--- Start of Selected excerpt ---

The patch adopts JSON_NOTUTF8_SUBSTITUTE and JSON_NOTUTF8_IGNORE options.
https://gist.github.com/masakielastic/5973095
------------------------------------------------------------------------
[2013-07-11 04:59:02] [email protected]
I don't think changing the current behavior is a good idea, the reason why I
really prefer some new options.
------------------------------------------------------------------------
[2013-07-11 04:27:19] masakielastic at gmail dot com
Hi, thanks nikic and remi.
After several considering, I changed my mind.
I think the behavior of substituting U+FFFD
for ill-formed sequences should be default.
How do you think?
We might need the discussion about the consitency for Escaper API.
htmlspecialchars's ENT_SUBSTITUTE option is adopted
by Symfony and Zend Framework.
https://wiki.php.net/rfc/escaper
Although the behavior breaks 2 test suites, it don't break user's codebases.
A lot of people don't use any option looking in github.
https://github.com/search?l=PHP&q=json_encode&ref=advsearch&type=Code
https://github.com/search?l=PHP&q=json_decode&ref=advsearch&type=Code
The same problem can be seen in htmlspecialchars.

--- End of Selected excerpt ---

▶ _Stated task 1_
Based on the JSON encoding discussion, does each statement agree with it? Answer yes or no for each, and quote the words that decide it.
(a) The patch includes an option named JSON_NOTUTF8_IGNORE.
(b) The comment posted at 04:59:02 favors changing the current behavior over adding new options.
(c) masakielastic says the proposed default behavior breaks user codebases.
▶ _Stated task 2_
Answer these questions from the JSON encoding discussion:
(a) What character does masakielastic propose substituting for ill-formed sequences by default?
(b) Which two frameworks adopted the ENT_SUBSTITUTE option of htmlspecialchars?
(c) How many test suites does the proposed behavior break?
▶ _Stated task 3_
Carry on the JSON encoding discussion, starting after its final sentence.

--- Start of Recorded data ---

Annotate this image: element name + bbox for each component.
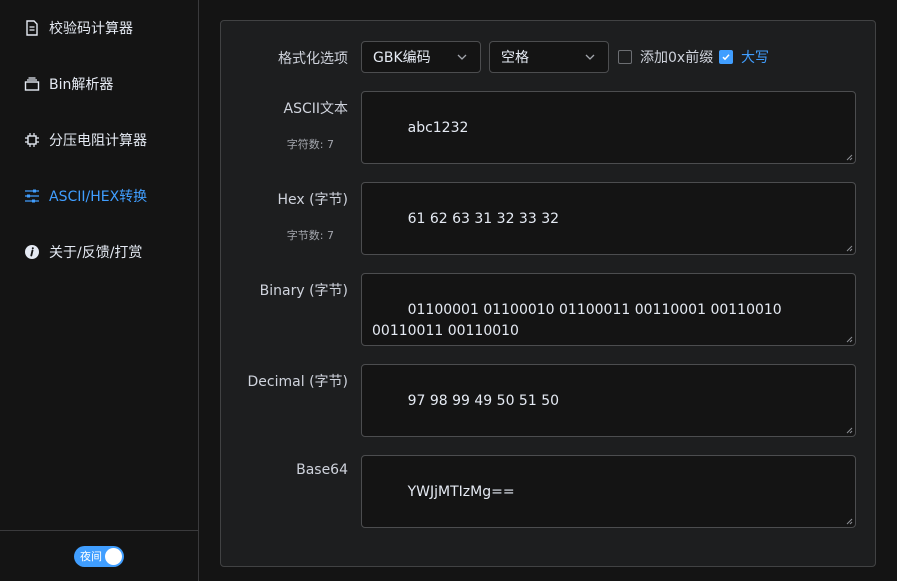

--- End of Recorded data ---

▶ _Task answer 1_
(a) Yes: "The patch adopts JSON_NOTUTF8_SUBSTITUTE and JSON_NOTUTF8_IGNORE options."
(b) No: "I don't think changing the current behavior is a good idea"
(c) No: "Although the behavior breaks 2 test suites, it don't break user's codebases."

▶ _Task answer 2_
(a) U+FFFD
(b) Symfony and Zend Framework
(c) 2

▶ _Task answer 3_
https://github.com/search?l=PHP&q=htmlspecialchars&ref=advsearch&type=Code
New options complicate the situation
when using JSON_UNESCAPED_UNICODE option and json_decode.
[two option]
json_encode
JSON_NOTUTF8_SUBSTITUTE
JSON_NOTUTF8_IGNORE
JSON_UNESCAPED_UNICODE | JSON_NOTUTF8_SUBSTITUTE
JSON_UNESCAPED_UNICODE | JSON_NOTUTF8_IGNORE
json_decode
JSON_NOTUTF8_SUBSTITUTE
JSON_NOTUTF8_IGNORE
If JSON_NOTUTF8_SUBSTITUTE is default behavior,
the problem we need to consider is only JSON_NOTUTF8_IGNORE option.
[one option]
json_encode
JSON_NOTUTF8_IGNORE
JSON_UNESCAPED_UNICODE | JSON_NOTUTF8_IGNORE
json_decode
JSON_NOTUTF8_IGNORE
------------------------------------------------------------------------
[2013-07-10 13:48:35] [email protected]
Here is a proposal fo this issue
https://github.com/remicollet/pecl-json-c/commit/5a499a4550d1f29f1f8eeb1b4ca0b01a33c64779
This add 2 new options to json_encode
- JSON_NOTUTF8_SUBSTITUTE (name seems better, at least to me), to replace
not-utf8 char with the replacement char.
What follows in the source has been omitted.